[start of Dataset records]
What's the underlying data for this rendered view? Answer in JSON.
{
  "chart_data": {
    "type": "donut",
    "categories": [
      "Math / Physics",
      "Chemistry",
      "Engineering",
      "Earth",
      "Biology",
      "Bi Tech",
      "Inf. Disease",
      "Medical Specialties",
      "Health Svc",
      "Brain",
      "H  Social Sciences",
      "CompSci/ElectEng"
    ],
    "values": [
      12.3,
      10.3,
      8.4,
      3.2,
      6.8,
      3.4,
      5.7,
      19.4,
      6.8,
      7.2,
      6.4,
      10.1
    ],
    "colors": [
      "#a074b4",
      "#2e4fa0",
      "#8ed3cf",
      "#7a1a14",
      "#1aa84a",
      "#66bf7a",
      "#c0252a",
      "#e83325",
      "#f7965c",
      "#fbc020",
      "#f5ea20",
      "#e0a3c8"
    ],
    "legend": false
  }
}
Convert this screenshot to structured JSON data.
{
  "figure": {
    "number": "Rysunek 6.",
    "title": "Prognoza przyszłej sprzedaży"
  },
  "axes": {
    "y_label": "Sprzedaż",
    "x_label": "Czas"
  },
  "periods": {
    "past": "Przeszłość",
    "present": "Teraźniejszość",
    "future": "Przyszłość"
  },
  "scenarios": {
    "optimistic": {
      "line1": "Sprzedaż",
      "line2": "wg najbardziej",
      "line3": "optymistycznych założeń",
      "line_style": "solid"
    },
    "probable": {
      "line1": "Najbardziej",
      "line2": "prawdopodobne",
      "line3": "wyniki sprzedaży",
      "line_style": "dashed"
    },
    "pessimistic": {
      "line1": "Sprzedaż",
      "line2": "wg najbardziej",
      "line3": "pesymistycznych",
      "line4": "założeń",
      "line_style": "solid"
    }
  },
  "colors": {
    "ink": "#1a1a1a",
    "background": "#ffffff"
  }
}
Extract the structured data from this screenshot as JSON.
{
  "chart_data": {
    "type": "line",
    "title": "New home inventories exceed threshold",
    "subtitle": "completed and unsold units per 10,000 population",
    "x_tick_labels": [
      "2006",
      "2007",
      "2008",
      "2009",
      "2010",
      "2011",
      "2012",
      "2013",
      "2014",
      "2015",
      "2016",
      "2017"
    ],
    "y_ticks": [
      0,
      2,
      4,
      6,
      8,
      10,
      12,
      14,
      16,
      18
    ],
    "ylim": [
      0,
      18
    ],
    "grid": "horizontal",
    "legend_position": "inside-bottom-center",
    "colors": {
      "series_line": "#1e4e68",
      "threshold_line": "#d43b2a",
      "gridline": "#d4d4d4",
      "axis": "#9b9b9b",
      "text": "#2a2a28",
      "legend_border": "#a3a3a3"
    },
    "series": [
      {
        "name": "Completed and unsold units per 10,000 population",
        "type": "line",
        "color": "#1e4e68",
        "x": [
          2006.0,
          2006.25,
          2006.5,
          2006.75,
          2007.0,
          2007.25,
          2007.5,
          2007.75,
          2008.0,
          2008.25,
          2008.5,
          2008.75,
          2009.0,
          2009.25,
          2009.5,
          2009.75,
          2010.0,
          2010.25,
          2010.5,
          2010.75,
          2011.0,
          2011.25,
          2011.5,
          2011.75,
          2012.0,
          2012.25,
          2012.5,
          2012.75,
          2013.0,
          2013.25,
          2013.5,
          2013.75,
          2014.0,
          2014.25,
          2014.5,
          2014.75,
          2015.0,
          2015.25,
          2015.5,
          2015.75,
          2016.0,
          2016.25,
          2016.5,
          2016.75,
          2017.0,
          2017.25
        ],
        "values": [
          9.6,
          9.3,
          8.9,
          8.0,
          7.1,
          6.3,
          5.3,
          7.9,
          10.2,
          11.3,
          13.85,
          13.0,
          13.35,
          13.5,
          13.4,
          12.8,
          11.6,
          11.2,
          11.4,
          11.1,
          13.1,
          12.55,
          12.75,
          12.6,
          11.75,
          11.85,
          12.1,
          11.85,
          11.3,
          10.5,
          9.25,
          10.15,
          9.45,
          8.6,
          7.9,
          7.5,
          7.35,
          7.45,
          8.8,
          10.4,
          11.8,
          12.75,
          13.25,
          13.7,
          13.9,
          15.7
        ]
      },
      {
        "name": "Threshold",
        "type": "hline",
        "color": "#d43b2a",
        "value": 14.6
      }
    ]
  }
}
[end of Dataset records]
## What you are asked to do
Return all the data exactly as given.

## Response to the task
What's the underlying data for this rendered view? Answer in JSON.
{
  "chart_data": {
    "type": "donut",
    "categories": [
      "Math / Physics",
      "Chemistry",
      "Engineering",
      "Earth",
      "Biology",
      "Bi Tech",
      "Inf. Disease",
      "Medical Specialties",
      "Health Svc",
      "Brain",
      "H  Social Sciences",
      "CompSci/ElectEng"
    ],
    "values": [
      12.3,
      10.3,
      8.4,
      3.2,
      6.8,
      3.4,
      5.7,
      19.4,
      6.8,
      7.2,
      6.4,
      10.1
    ],
    "colors": [
      "#a074b4",
      "#2e4fa0",
      "#8ed3cf",
      "#7a1a14",
      "#1aa84a",
      "#66bf7a",
      "#c0252a",
      "#e83325",
      "#f7965c",
      "#fbc020",
      "#f5ea20",
      "#e0a3c8"
    ],
    "legend": false
  }
}
Convert this screenshot to structured JSON data.
{
  "figure": {
    "number": "Rysunek 6.",
    "title": "Prognoza przyszłej sprzedaży"
  },
  "axes": {
    "y_label": "Sprzedaż",
    "x_label": "Czas"
  },
  "periods": {
    "past": "Przeszłość",
    "present": "Teraźniejszość",
    "future": "Przyszłość"
  },
  "scenarios": {
    "optimistic": {
      "line1": "Sprzedaż",
      "line2": "wg najbardziej",
      "line3": "optymistycznych założeń",
      "line_style": "solid"
    },
    "probable": {
      "line1": "Najbardziej",
      "line2": "prawdopodobne",
      "line3": "wyniki sprzedaży",
      "line_style": "dashed"
    },
    "pessimistic": {
      "line1": "Sprzedaż",
      "line2": "wg najbardziej",
      "line3": "pesymistycznych",
      "line4": "założeń",
      "line_style": "solid"
    }
  },
  "colors": {
    "ink": "#1a1a1a",
    "background": "#ffffff"
  }
}
Extract the structured data from this screenshot as JSON.
{
  "chart_data": {
    "type": "line",
    "title": "New home inventories exceed threshold",
    "subtitle": "completed and unsold units per 10,000 population",
    "x_tick_labels": [
      "2006",
      "2007",
      "2008",
      "2009",
      "2010",
      "2011",
      "2012",
      "2013",
      "2014",
      "2015",
      "2016",
      "2017"
    ],
    "y_ticks": [
      0,
      2,
      4,
      6,
      8,
      10,
      12,
      14,
      16,
      18
    ],
    "ylim": [
      0,
      18
    ],
    "grid": "horizontal",
    "legend_position": "inside-bottom-center",
    "colors": {
      "series_line": "#1e4e68",
      "threshold_line": "#d43b2a",
      "gridline": "#d4d4d4",
      "axis": "#9b9b9b",
      "text": "#2a2a28",
      "legend_border": "#a3a3a3"
    },
    "series": [
      {
        "name": "Completed and unsold units per 10,000 population",
        "type": "line",
        "color": "#1e4e68",
        "x": [
          2006.0,
          2006.25,
          2006.5,
          2006.75,
          2007.0,
          2007.25,
          2007.5,
          2007.75,
          2008.0,
          2008.25,
          2008.5,
          2008.75,
          2009.0,
          2009.25,
          2009.5,
          2009.75,
          2010.0,
          2010.25,
          2010.5,
          2010.75,
          2011.0,
          2011.25,
          2011.5,
          2011.75,
          2012.0,
          2012.25,
          2012.5,
          2012.75,
          2013.0,
          2013.25,
          2013.5,
          2013.75,
          2014.0,
          2014.25,
          2014.5,
          2014.75,
          2015.0,
          2015.25,
          2015.5,
          2015.75,
          2016.0,
          2016.25,
          2016.5,
          2016.75,
          2017.0,
          2017.25
        ],
        "values": [
          9.6,
          9.3,
          8.9,
          8.0,
          7.1,
          6.3,
          5.3,
          7.9,
          10.2,
          11.3,
          13.85,
          13.0,
          13.35,
          13.5,
          13.4,
          12.8,
          11.6,
          11.2,
          11.4,
          11.1,
          13.1,
          12.55,
          12.75,
          12.6,
          11.75,
          11.85,
          12.1,
          11.85,
          11.3,
          10.5,
          9.25,
          10.15,
          9.45,
          8.6,
          7.9,
          7.5,
          7.35,
          7.45,
          8.8,
          10.4,
          11.8,
          12.75,
          13.25,
          13.7,
          13.9,
          15.7
        ]
      },
      {
        "name": "Threshold",
        "type": "hline",
        "color": "#d43b2a",
        "value": 14.6
      }
    ]
  }
}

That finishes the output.